#### Passage to read:
----
The Audacity!
I’ve got some seriously heavyweight tools available to me when I want to play around with music (not least Cubase).
And when it comes to audio, there’s not much I can’t do with Acid — there’s a reason samplepacks are listed as being acidized.
But I don’t always need a heavyweight solution.
Sometimes I want to do something simple and, above all, do it quickly (not wait around for Cubsae, Acid or whatever to launch and scan all my plugins, start a new project, configure it).
For example, I might just want to record a source (be it external or the output from an application) … maybe do a bit of noise reduction … top and tail it … and save it to file.
And, for that, a standalone audio editor is what I want.
The most viable options are
Cool Edit : sadly, doesn’t exist anymore — well, it does … but it doesn’t work reliably on Win10, let alone Win11, and I’m not paying Adobe to gouge me for Audition!
Goldwave : much to my surprise, this didn’t die years ago after all (I thought it had been driven from the field by Cool Edit), but is still going strong, is up-to-date, has a pedigree of over a quarter of a century’s standing, has lots of features and has a lifetime licence, with free upgrades — VST support is only in beta (but I don’t actually need VST support from an audio editor).
----
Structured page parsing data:

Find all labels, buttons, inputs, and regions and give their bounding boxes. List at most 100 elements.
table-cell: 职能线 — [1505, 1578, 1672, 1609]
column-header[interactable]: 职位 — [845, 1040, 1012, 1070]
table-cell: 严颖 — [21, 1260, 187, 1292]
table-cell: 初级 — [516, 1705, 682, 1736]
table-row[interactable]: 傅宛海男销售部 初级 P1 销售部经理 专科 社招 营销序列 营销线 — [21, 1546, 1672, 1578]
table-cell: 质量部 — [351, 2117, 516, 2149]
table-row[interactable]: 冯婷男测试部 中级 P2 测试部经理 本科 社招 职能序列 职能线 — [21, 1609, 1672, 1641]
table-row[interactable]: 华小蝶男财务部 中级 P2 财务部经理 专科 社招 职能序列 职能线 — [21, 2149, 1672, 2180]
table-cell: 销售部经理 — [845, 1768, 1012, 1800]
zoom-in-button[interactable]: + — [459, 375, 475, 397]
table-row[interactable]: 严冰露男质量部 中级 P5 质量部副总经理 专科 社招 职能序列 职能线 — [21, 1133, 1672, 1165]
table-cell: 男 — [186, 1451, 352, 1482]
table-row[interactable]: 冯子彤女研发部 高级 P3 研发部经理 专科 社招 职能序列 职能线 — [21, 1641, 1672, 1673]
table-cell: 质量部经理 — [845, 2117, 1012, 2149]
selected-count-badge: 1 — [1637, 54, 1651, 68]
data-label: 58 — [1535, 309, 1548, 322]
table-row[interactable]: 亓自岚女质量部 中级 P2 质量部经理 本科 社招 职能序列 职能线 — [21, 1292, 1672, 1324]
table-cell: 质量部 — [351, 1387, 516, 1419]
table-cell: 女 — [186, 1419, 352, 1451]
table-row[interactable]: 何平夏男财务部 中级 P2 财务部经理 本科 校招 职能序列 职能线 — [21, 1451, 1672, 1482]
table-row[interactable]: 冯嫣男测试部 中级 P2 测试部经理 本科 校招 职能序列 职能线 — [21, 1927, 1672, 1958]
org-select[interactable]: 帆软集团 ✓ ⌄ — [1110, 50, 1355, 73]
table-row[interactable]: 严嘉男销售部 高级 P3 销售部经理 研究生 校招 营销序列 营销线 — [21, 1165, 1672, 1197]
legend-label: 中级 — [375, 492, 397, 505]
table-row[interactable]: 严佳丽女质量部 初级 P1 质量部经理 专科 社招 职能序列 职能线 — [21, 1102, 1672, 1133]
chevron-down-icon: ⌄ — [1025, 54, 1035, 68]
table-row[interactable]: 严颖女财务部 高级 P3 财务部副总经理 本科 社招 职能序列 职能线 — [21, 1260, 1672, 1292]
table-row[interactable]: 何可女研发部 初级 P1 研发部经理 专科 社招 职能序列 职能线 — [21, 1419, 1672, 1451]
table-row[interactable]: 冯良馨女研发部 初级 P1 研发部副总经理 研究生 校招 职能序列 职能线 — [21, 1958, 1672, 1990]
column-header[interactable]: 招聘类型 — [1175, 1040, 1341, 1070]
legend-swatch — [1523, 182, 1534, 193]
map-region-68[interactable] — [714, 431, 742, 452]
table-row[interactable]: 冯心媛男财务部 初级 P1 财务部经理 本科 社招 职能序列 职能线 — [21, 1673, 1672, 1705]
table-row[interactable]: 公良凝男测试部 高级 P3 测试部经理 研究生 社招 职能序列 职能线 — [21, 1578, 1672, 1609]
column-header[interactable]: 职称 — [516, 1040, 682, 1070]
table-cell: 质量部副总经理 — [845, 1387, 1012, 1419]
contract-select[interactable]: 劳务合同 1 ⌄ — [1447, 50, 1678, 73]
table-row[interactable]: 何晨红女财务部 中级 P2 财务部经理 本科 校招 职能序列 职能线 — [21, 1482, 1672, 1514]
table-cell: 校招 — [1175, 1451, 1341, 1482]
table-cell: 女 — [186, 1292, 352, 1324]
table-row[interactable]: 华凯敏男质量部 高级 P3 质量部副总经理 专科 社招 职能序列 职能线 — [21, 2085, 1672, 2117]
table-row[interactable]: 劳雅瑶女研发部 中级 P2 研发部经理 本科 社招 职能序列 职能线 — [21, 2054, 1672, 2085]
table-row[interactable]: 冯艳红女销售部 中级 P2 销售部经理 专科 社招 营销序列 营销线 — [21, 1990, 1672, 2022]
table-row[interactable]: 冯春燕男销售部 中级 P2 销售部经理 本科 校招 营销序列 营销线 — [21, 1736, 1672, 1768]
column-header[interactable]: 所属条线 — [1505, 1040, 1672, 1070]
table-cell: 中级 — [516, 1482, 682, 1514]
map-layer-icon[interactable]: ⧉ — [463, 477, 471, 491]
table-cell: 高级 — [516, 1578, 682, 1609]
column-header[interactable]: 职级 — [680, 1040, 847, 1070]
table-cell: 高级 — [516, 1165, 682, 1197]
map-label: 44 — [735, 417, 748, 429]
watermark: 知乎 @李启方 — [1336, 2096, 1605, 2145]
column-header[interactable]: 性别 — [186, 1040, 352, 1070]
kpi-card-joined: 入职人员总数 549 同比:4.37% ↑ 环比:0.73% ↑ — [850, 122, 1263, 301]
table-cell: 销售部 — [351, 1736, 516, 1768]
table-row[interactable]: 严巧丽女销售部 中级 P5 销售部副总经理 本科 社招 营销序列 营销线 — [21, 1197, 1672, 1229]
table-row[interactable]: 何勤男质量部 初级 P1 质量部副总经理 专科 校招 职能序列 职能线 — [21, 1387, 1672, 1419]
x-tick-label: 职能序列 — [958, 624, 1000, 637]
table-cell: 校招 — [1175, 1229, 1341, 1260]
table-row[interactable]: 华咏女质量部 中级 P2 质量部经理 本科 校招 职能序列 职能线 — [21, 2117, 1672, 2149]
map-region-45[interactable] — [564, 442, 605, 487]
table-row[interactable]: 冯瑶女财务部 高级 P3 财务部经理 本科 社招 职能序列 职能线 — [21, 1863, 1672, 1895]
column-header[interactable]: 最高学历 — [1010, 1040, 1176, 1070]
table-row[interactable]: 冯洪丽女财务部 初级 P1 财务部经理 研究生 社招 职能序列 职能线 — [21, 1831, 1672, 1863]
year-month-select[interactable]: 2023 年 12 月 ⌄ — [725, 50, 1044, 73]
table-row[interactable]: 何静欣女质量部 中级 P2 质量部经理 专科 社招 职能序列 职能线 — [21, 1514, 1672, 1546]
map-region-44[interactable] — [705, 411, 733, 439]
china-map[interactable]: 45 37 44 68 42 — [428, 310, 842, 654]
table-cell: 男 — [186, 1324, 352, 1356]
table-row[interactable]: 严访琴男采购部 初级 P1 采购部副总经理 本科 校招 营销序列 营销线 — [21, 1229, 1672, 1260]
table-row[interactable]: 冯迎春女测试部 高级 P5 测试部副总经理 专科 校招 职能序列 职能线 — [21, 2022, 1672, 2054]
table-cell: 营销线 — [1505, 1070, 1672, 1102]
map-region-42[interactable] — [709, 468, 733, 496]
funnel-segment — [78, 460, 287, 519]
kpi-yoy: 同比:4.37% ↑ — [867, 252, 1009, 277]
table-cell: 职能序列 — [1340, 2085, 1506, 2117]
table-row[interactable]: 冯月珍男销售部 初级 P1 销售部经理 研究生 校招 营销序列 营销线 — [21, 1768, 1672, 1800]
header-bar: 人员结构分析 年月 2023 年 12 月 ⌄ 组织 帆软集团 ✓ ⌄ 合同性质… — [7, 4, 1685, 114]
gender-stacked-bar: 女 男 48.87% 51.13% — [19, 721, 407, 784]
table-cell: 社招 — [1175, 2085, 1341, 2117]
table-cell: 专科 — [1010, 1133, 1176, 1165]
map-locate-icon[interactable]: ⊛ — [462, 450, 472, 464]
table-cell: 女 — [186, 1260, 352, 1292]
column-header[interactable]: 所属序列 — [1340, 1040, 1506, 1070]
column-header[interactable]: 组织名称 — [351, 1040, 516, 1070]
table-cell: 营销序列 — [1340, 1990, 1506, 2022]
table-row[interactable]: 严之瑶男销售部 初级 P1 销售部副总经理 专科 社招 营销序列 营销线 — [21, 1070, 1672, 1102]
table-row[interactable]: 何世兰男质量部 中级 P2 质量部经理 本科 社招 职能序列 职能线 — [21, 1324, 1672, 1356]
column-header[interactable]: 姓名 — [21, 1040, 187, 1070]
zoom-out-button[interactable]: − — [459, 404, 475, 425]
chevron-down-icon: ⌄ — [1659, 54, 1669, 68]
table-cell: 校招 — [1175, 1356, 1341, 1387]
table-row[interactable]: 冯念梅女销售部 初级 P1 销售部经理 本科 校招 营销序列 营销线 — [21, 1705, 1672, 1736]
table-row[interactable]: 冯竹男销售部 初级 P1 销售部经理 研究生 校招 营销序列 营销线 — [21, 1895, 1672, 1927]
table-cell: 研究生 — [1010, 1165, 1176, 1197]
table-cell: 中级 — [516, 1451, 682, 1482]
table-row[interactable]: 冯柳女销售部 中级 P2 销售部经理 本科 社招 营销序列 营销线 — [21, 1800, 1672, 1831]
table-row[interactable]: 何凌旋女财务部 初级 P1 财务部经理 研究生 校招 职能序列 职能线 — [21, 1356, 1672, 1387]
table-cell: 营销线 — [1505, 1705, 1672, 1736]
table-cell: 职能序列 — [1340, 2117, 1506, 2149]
----
#### Problem:
Reproduce word for word the part of the post on audio editors that runs from "And when it" up to and including "it to file.".

#### Answer below:
And when it comes to audio, there’s not much I can’t do with Acid — there’s a reason samplepacks are listed as being acidized.
But I don’t always need a heavyweight solution.
Sometimes I want to do something simple and, above all, do it quickly (not wait around for Cubsae, Acid or whatever to launch and scan all my plugins, start a new project, configure it).
For example, I might just want to record a source (be it external or the output from an application) … maybe do a bit of noise reduction … top and tail it … and save it to file.